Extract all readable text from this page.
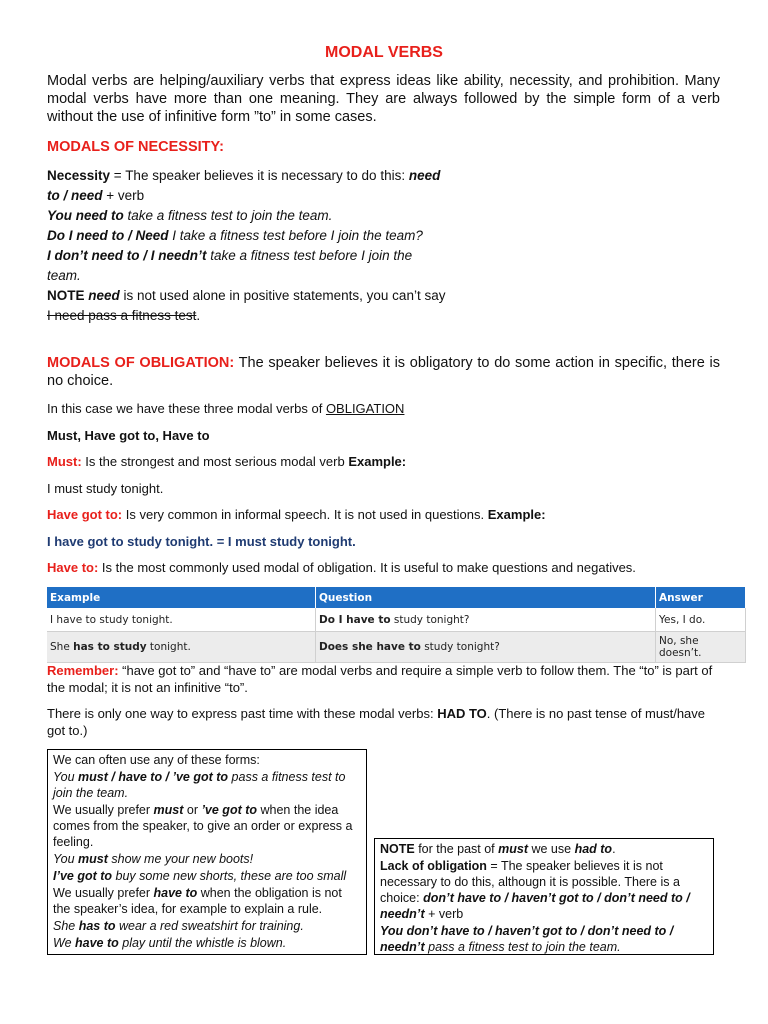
MODAL VERBS
Modal verbs are helping/auxiliary verbs that express ideas like ability, necessity, and prohibition. Many modal verbs have more than one meaning. They are always followed by the simple form of a verb without the use of infinitive form ”to” in some cases.
MODALS OF NECESSITY:
Necessity = The speaker believes it is necessary to do this: need to / need + verb
You need to take a fitness test to join the team.
Do I need to / Need I take a fitness test before I join the team?
I don’t need to / I needn’t take a fitness test before I join the team.
NOTE need is not used alone in positive statements, you can’t say I need pass a fitness test.
MODALS OF OBLIGATION: The speaker believes it is obligatory to do some action in specific, there is no choice.
In this case we have these three modal verbs of OBLIGATION
Must, Have got to, Have to
Must: Is the strongest and most serious modal verb Example:
I must study tonight.
Have got to: Is very common in informal speech. It is not used in questions. Example:
I have got to study tonight. = I must study tonight.
Have to: Is the most commonly used modal of obligation. It is useful to make questions and negatives.
Example	Question	Answer
I have to study tonight.	Do I have to study tonight?	Yes, I do.
She has to study tonight.	Does she have to study tonight?	No, she doesn’t.
Remember: “have got to” and “have to” are modal verbs and require a simple verb to follow them. The “to” is part of the modal; it is not an infinitive “to”.
There is only one way to express past time with these modal verbs: HAD TO. (There is no past tense of must/have got to.)
We can often use any of these forms:
You must / have to / ’ve got to pass a fitness test to join the team.
We usually prefer must or ’ve got to when the idea comes from the speaker, to give an order or express a feeling.
You must show me your new boots!
I’ve got to buy some new shorts, these are too small
We usually prefer have to when the obligation is not the speaker’s idea, for example to explain a rule.
She has to wear a red sweatshirt for training.
We have to play until the whistle is blown.
NOTE for the past of must we use had to.
Lack of obligation = The speaker believes it is not necessary to do this, althougn it is possible. There is a choice: don’t have to / haven’t got to / don’t need to / needn’t + verb
You don’t have to / haven’t got to / don’t need to / needn’t pass a fitness test to join the team.
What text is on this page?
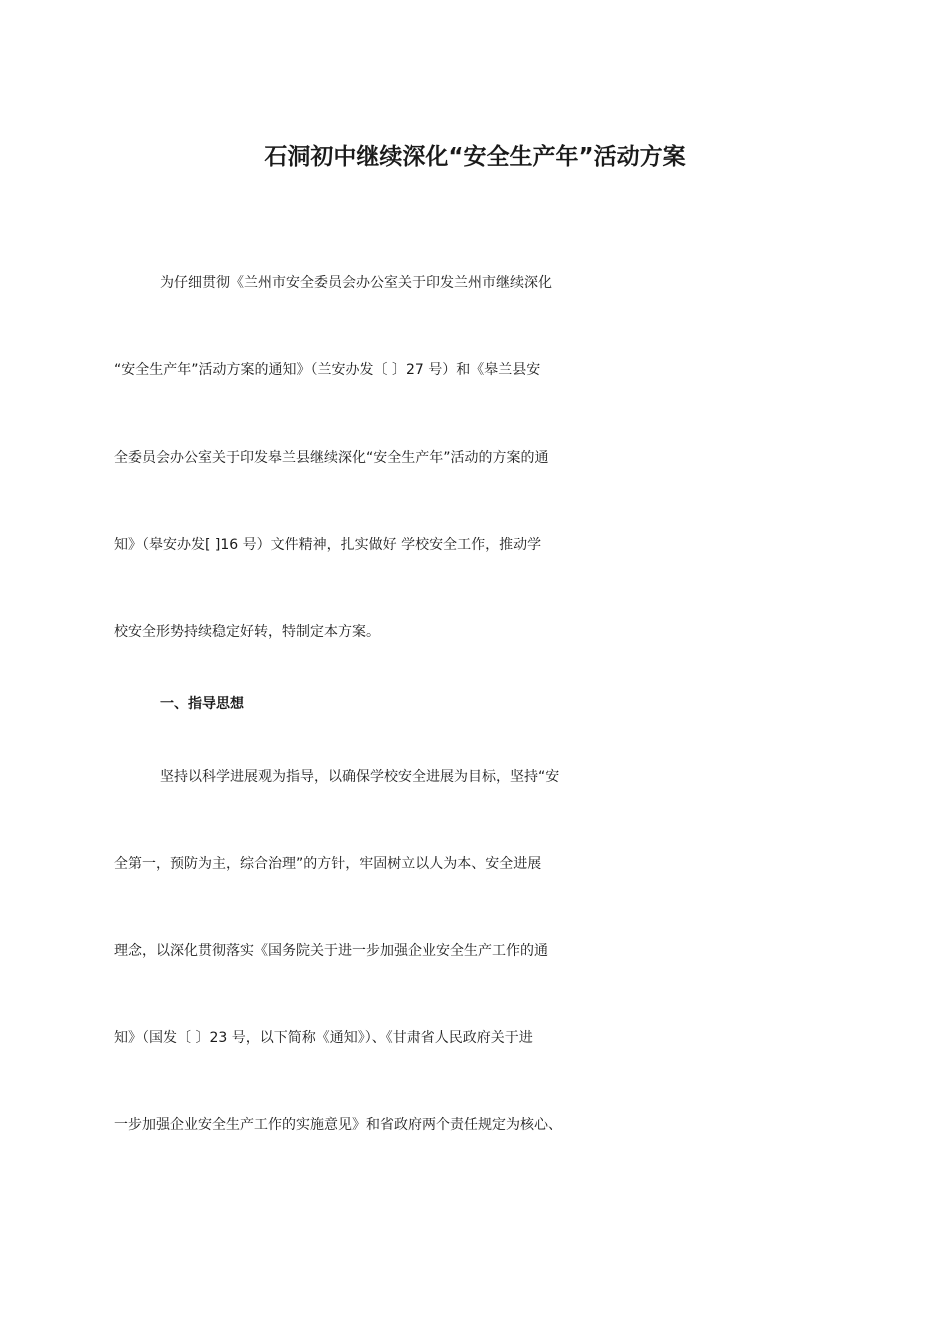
石洞初中继续深化“安全生产年”活动方案
为仔细贯彻《兰州市安全委员会办公室关于印发兰州市继续深化
“安全生产年”活动方案的通知》（兰安办发〔 〕27 号）和《皋兰县安
全委员会办公室关于印发皋兰县继续深化“安全生产年”活动的方案的通
知》（皋安办发[ ]16 号）文件精神，扎实做好 学校安全工作，推动学
校安全形势持续稳定好转，特制定本方案。
一、指导思想
坚持以科学进展观为指导，以确保学校安全进展为目标，坚持“安
全第一，预防为主，综合治理”的方针，牢固树立以人为本、安全进展
理念，以深化贯彻落实《国务院关于进一步加强企业安全生产工作的通
知》（国发〔 〕23 号，以下简称《通知》）、《甘肃省人民政府关于进
一步加强企业安全生产工作的实施意见》和省政府两个责任规定为核心、
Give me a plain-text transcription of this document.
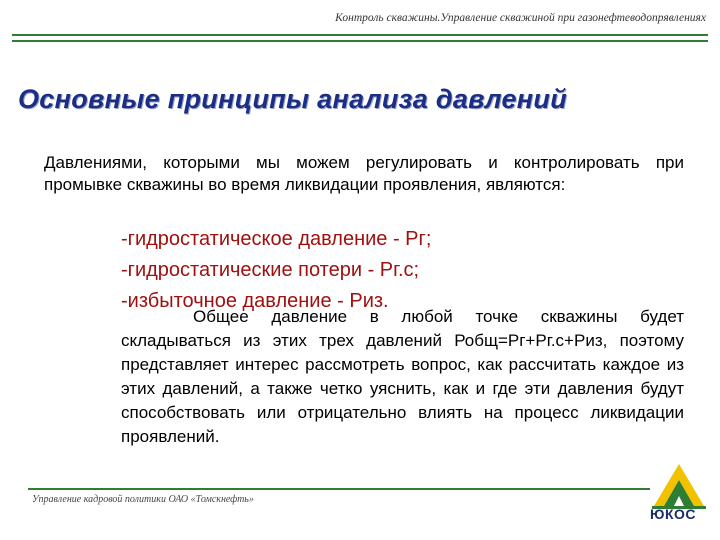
Контроль скважины.Управление скважиной при газонефтеводопрявлениях
Основные принципы анализа давлений
Давлениями, которыми мы можем регулировать и контролировать при промывке скважины во время ликвидации проявления, являются:
-гидростатическое давление - Рг;
-гидростатические потери - Рг.с;
-избыточное давление - Риз.
Общее давление в любой точке скважины будет складываться из этих трех давлений Робщ=Рг+Рг.с+Риз, поэтому представляет интерес рассмотреть вопрос, как рассчитать каждое из этих давлений, а также четко уяснить, как и где эти давления будут способствовать или отрицательно влиять на процесс ликвидации проявлений.
Управление кадровой политики ОАО «Томскнефть»
ЮКОС
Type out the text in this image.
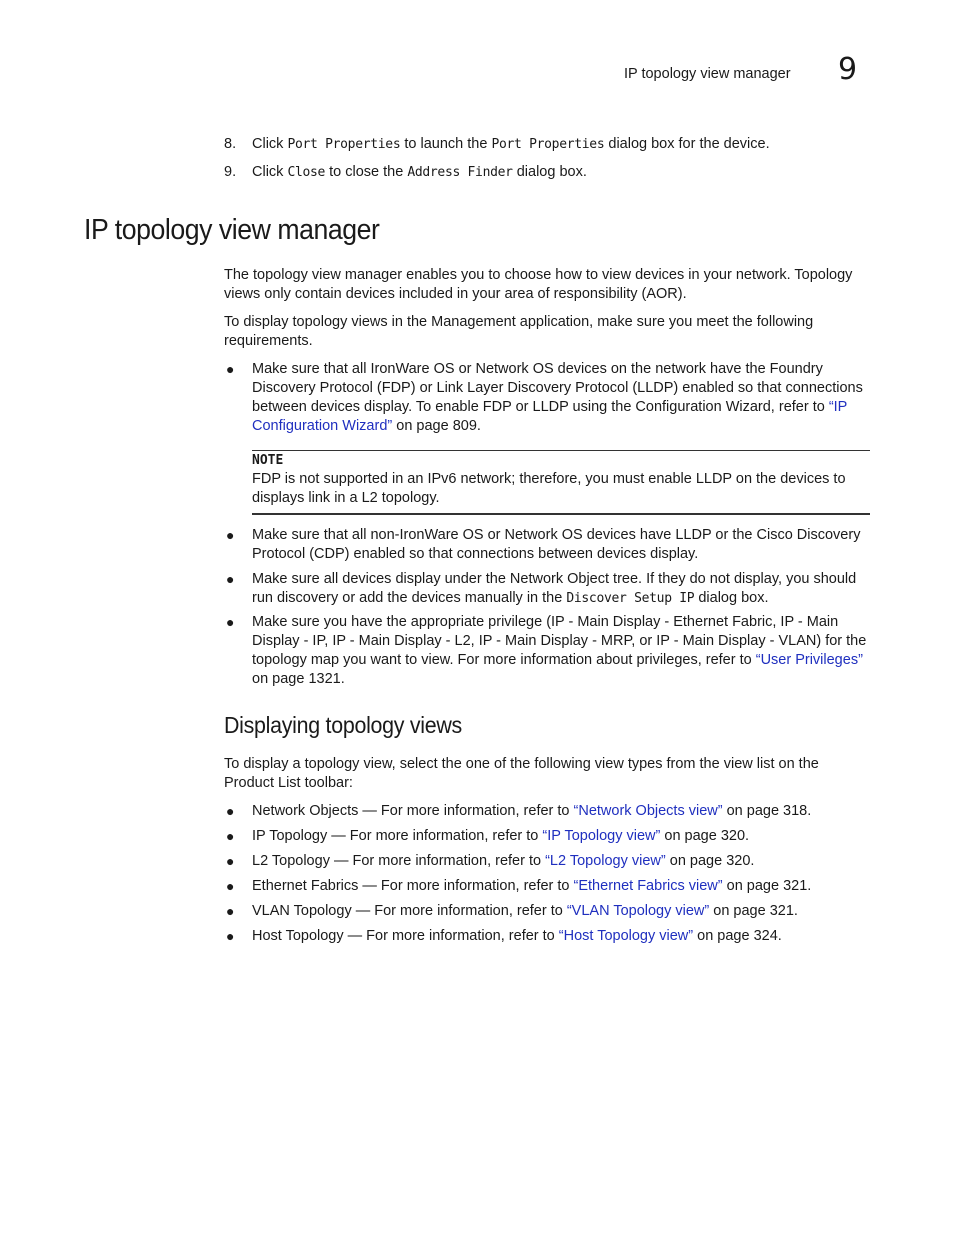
IP topology view manager 9
8. Click Port Properties to launch the Port Properties dialog box for the device.
9. Click Close to close the Address Finder dialog box.
IP topology view manager
The topology view manager enables you to choose how to view devices in your network. Topology views only contain devices included in your area of responsibility (AOR).
To display topology views in the Management application, make sure you meet the following requirements.
● Make sure that all IronWare OS or Network OS devices on the network have the Foundry Discovery Protocol (FDP) or Link Layer Discovery Protocol (LLDP) enabled so that connections between devices display. To enable FDP or LLDP using the Configuration Wizard, refer to “IP Configuration Wizard” on page 809.
NOTE
FDP is not supported in an IPv6 network; therefore, you must enable LLDP on the devices to displays link in a L2 topology.
● Make sure that all non-IronWare OS or Network OS devices have LLDP or the Cisco Discovery Protocol (CDP) enabled so that connections between devices display.
● Make sure all devices display under the Network Object tree. If they do not display, you should run discovery or add the devices manually in the Discover Setup IP dialog box.
● Make sure you have the appropriate privilege (IP - Main Display - Ethernet Fabric, IP - Main Display - IP, IP - Main Display - L2, IP - Main Display - MRP, or IP - Main Display - VLAN) for the topology map you want to view. For more information about privileges, refer to “User Privileges” on page 1321.
Displaying topology views
To display a topology view, select the one of the following view types from the view list on the Product List toolbar:
● Network Objects — For more information, refer to “Network Objects view” on page 318.
● IP Topology — For more information, refer to “IP Topology view” on page 320.
● L2 Topology — For more information, refer to “L2 Topology view” on page 320.
● Ethernet Fabrics — For more information, refer to “Ethernet Fabrics view” on page 321.
● VLAN Topology — For more information, refer to “VLAN Topology view” on page 321.
● Host Topology — For more information, refer to “Host Topology view” on page 324.
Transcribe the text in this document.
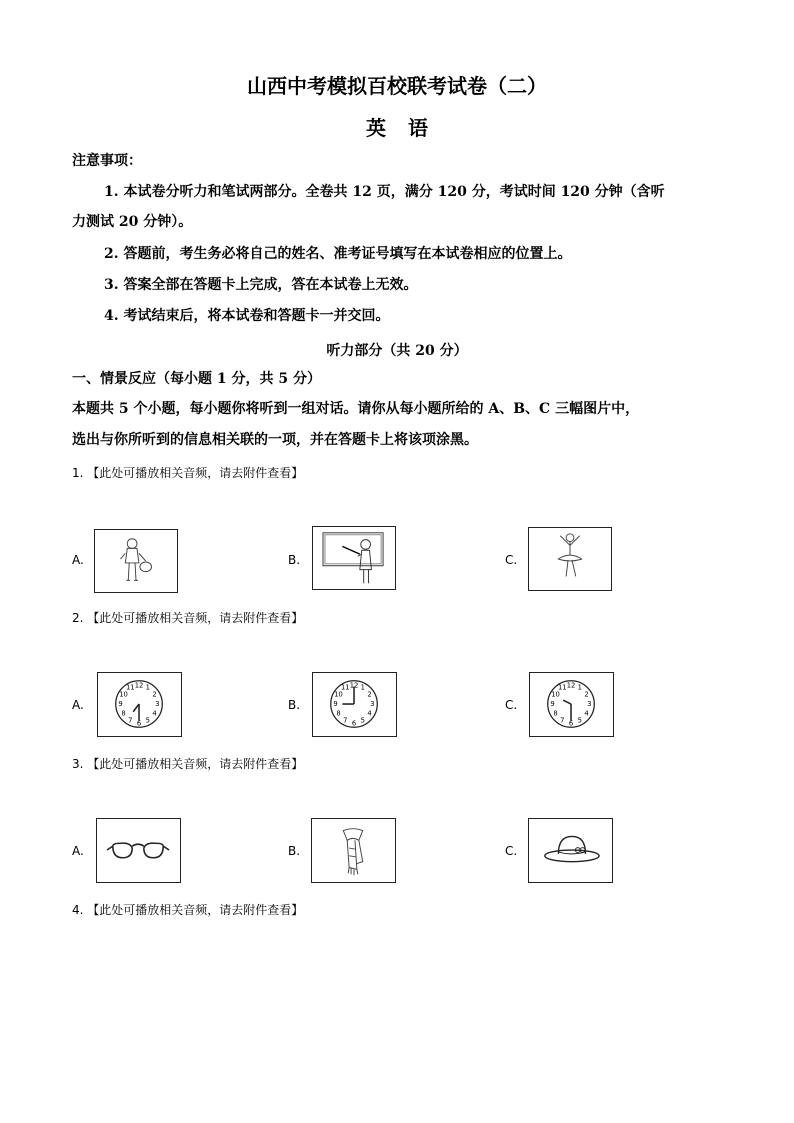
山西中考模拟百校联考试卷（二）
英语
注意事项：
1. 本试卷分听力和笔试两部分。全卷共 12 页，满分 120 分，考试时间 120 分钟（含听
力测试 20 分钟）。
2. 答题前，考生务必将自己的姓名、准考证号填写在本试卷相应的位置上。
3. 答案全部在答题卡上完成，答在本试卷上无效。
4. 考试结束后，将本试卷和答题卡一并交回。
听力部分（共 20 分）
一、情景反应（每小题 1 分，共 5 分）
本题共 5 个小题，每小题你将听到一组对话。请你从每小题所给的 A、B、C 三幅图片中，
选出与你所听到的信息相关联的一项，并在答题卡上将该项涂黑。
1. 【此处可播放相关音频，请去附件查看】
A.	B.	C.
2. 【此处可播放相关音频，请去附件查看】
A.
12 1
2
3
4
5
6
7
8
9
10
11
B.
12 1
2
3
4
5
6
7
8
9
10
11
C.
12 1
2
3
4
5
6
7
8
9
10
11
3. 【此处可播放相关音频，请去附件查看】
A.	B.	C.
4. 【此处可播放相关音频，请去附件查看】
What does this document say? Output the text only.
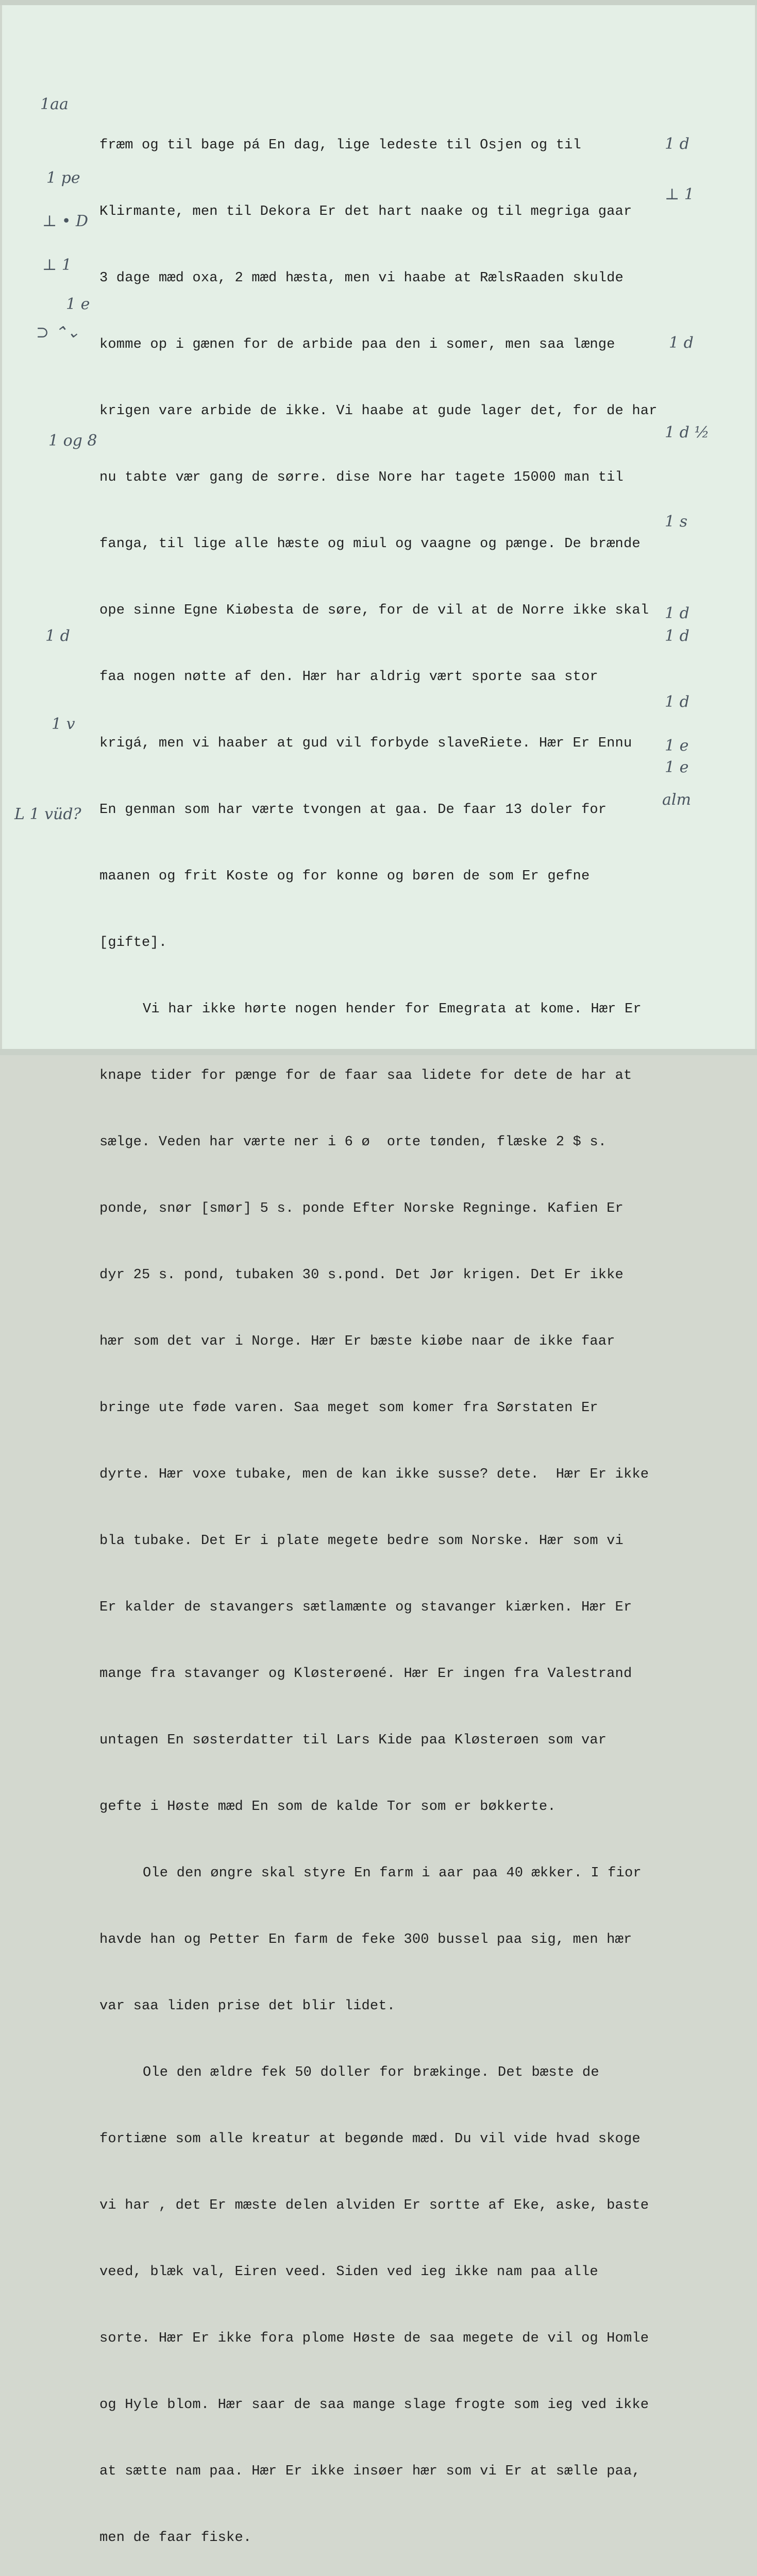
fræm og til bage pá En dag, lige ledeste til Osjen og til

Klirmante, men til Dekora Er det hart naake og til megriga gaar

3 dage mæd oxa, 2 mæd hæsta, men vi haabe at RælsRaaden skulde

komme op i gænen for de arbide paa den i somer, men saa længe

krigen vare arbide de ikke. Vi haabe at gude lager det, for de har

nu tabte vær gang de sørre. dise Nore har tagete 15000 man til

fanga, til lige alle hæste og miul og vaagne og pænge. De brænde

ope sinne Egne Kiøbesta de søre, for de vil at de Norre ikke skal

faa nogen nøtte af den. Hær har aldrig vært sporte saa stor

krigá, men vi haaber at gud vil forbyde slaveRiete. Hær Er Ennu

En genman som har værte tvongen at gaa. De faar 13 doler for

maanen og frit Koste og for konne og børen de som Er gefne

[gifte].

Vi har ikke hørte nogen hender for Emegrata at kome. Hær Er

knape tider for pænge for de faar saa lidete for dete de har at

sælge. Veden har værte ner i 6 ø  orte tønden, flæske 2 $ s.

ponde, snør [smør] 5 s. ponde Efter Norske Regninge. Kafien Er

dyr 25 s. pond, tubaken 30 s.pond. Det Jør krigen. Det Er ikke

hær som det var i Norge. Hær Er bæste kiøbe naar de ikke faar

bringe ute føde varen. Saa meget som komer fra Sørstaten Er

dyrte. Hær voxe tubake, men de kan ikke susse? dete.  Hær Er ikke

bla tubake. Det Er i plate megete bedre som Norske. Hær som vi

Er kalder de stavangers sætlamænte og stavanger kiærken. Hær Er

mange fra stavanger og Kløsterøené. Hær Er ingen fra Valestrand

untagen En søsterdatter til Lars Kide paa Kløsterøen som var

gefte i Høste mæd En som de kalde Tor som er bøkkerte.

Ole den øngre skal styre En farm i aar paa 40 ækker. I fior

havde han og Petter En farm de feke 300 bussel paa sig, men hær

var saa liden prise det blir lidet.

Ole den ældre fek 50 doller for brækinge. Det bæste de

fortiæne som alle kreatur at begønde mæd. Du vil vide hvad skoge

vi har , det Er mæste delen alviden Er sortte af Eke, aske, baste

veed, blæk val, Eiren veed. Siden ved ieg ikke nam paa alle

sorte. Hær Er ikke fora plome Høste de saa megete de vil og Homle

og Hyle blom. Hær saar de saa mange slage frogte som ieg ved ikke

at sætte nam paa. Hær Er ikke insøer hær som vi Er at sælle paa,

men de faar fiske.

1aa
1 pe
⊥ • D
⊥ 1
1 e
⊃ ⌃⌄
1 og 8
1 d
1 v
L 1 vüd?
1 d
⊥ 1
1 d
1 d ½
1 s
1 d
1 d
1 d
1 e
1 e
alm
═══
[Task objective]
Each line above that includes "stavanger" should be shown.

[Exercise result]
Er kalder de stavangers sætlamænte og stavanger kiærken. Hær Er
mange fra stavanger og Kløsterøené. Hær Er ingen fra Valestrand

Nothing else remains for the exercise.